*Instructions to follow*: Give the data a second time, exactly and in full.

.....

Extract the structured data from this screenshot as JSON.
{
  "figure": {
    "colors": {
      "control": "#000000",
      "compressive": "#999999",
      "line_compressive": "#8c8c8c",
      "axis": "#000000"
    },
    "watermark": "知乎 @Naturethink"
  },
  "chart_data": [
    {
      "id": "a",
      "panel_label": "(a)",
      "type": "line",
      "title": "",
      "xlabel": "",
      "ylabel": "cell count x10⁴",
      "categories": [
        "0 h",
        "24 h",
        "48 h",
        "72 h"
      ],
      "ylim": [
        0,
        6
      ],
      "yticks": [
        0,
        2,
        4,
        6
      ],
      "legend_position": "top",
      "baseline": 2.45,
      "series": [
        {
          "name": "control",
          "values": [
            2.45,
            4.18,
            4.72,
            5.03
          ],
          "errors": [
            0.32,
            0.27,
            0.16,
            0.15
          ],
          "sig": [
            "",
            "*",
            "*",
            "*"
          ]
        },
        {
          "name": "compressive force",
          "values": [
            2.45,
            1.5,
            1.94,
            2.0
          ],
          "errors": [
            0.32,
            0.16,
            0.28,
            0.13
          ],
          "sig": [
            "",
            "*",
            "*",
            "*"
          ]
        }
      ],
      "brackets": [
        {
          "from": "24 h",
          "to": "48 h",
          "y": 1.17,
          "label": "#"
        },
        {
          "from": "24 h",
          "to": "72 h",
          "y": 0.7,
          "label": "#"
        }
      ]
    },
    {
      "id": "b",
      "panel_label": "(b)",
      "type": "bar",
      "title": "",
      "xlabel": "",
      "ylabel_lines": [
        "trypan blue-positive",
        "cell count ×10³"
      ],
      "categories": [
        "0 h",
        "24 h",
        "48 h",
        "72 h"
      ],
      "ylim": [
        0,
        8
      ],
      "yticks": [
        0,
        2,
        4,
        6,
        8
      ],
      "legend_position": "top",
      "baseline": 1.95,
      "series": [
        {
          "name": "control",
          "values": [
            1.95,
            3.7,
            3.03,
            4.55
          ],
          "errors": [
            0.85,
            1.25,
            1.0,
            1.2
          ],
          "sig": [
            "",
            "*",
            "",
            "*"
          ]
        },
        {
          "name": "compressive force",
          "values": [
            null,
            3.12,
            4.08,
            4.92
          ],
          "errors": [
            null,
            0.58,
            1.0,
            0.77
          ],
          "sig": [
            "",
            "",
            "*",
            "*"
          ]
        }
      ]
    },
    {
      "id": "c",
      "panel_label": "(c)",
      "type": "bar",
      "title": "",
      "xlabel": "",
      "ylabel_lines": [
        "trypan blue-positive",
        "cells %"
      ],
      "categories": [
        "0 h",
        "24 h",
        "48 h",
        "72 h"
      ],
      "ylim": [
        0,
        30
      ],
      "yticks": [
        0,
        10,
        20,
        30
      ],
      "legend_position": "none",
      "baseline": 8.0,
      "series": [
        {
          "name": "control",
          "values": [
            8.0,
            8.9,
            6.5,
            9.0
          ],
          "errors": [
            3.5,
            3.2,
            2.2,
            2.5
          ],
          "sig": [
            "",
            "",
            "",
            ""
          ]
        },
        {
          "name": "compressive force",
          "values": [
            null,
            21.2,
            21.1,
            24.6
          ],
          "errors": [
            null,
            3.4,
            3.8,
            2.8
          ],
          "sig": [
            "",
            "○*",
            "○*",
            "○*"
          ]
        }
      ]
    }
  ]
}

.....

*Exercise solution*:
Extract the structured data from this screenshot as JSON.
{
  "figure": {
    "colors": {
      "control": "#000000",
      "compressive": "#999999",
      "line_compressive": "#8c8c8c",
      "axis": "#000000"
    },
    "watermark": "知乎 @Naturethink"
  },
  "chart_data": [
    {
      "id": "a",
      "panel_label": "(a)",
      "type": "line",
      "title": "",
      "xlabel": "",
      "ylabel": "cell count x10⁴",
      "categories": [
        "0 h",
        "24 h",
        "48 h",
        "72 h"
      ],
      "ylim": [
        0,
        6
      ],
      "yticks": [
        0,
        2,
        4,
        6
      ],
      "legend_position": "top",
      "baseline": 2.45,
      "series": [
        {
          "name": "control",
          "values": [
            2.45,
            4.18,
            4.72,
            5.03
          ],
          "errors": [
            0.32,
            0.27,
            0.16,
            0.15
          ],
          "sig": [
            "",
            "*",
            "*",
            "*"
          ]
        },
        {
          "name": "compressive force",
          "values": [
            2.45,
            1.5,
            1.94,
            2.0
          ],
          "errors": [
            0.32,
            0.16,
            0.28,
            0.13
          ],
          "sig": [
            "",
            "*",
            "*",
            "*"
          ]
        }
      ],
      "brackets": [
        {
          "from": "24 h",
          "to": "48 h",
          "y": 1.17,
          "label": "#"
        },
        {
          "from": "24 h",
          "to": "72 h",
          "y": 0.7,
          "label": "#"
        }
      ]
    },
    {
      "id": "b",
      "panel_label": "(b)",
      "type": "bar",
      "title": "",
      "xlabel": "",
      "ylabel_lines": [
        "trypan blue-positive",
        "cell count ×10³"
      ],
      "categories": [
        "0 h",
        "24 h",
        "48 h",
        "72 h"
      ],
      "ylim": [
        0,
        8
      ],
      "yticks": [
        0,
        2,
        4,
        6,
        8
      ],
      "legend_position": "top",
      "baseline": 1.95,
      "series": [
        {
          "name": "control",
          "values": [
            1.95,
            3.7,
            3.03,
            4.55
          ],
          "errors": [
            0.85,
            1.25,
            1.0,
            1.2
          ],
          "sig": [
            "",
            "*",
            "",
            "*"
          ]
        },
        {
          "name": "compressive force",
          "values": [
            null,
            3.12,
            4.08,
            4.92
          ],
          "errors": [
            null,
            0.58,
            1.0,
            0.77
          ],
          "sig": [
            "",
            "",
            "*",
            "*"
          ]
        }
      ]
    },
    {
      "id": "c",
      "panel_label": "(c)",
      "type": "bar",
      "title": "",
      "xlabel": "",
      "ylabel_lines": [
        "trypan blue-positive",
        "cells %"
      ],
      "categories": [
        "0 h",
        "24 h",
        "48 h",
        "72 h"
      ],
      "ylim": [
        0,
        30
      ],
      "yticks": [
        0,
        10,
        20,
        30
      ],
      "legend_position": "none",
      "baseline": 8.0,
      "series": [
        {
          "name": "control",
          "values": [
            8.0,
            8.9,
            6.5,
            9.0
          ],
          "errors": [
            3.5,
            3.2,
            2.2,
            2.5
          ],
          "sig": [
            "",
            "",
            "",
            ""
          ]
        },
        {
          "name": "compressive force",
          "values": [
            null,
            21.2,
            21.1,
            24.6
          ],
          "errors": [
            null,
            3.4,
            3.8,
            2.8
          ],
          "sig": [
            "",
            "○*",
            "○*",
            "○*"
          ]
        }
      ]
    }
  ]
}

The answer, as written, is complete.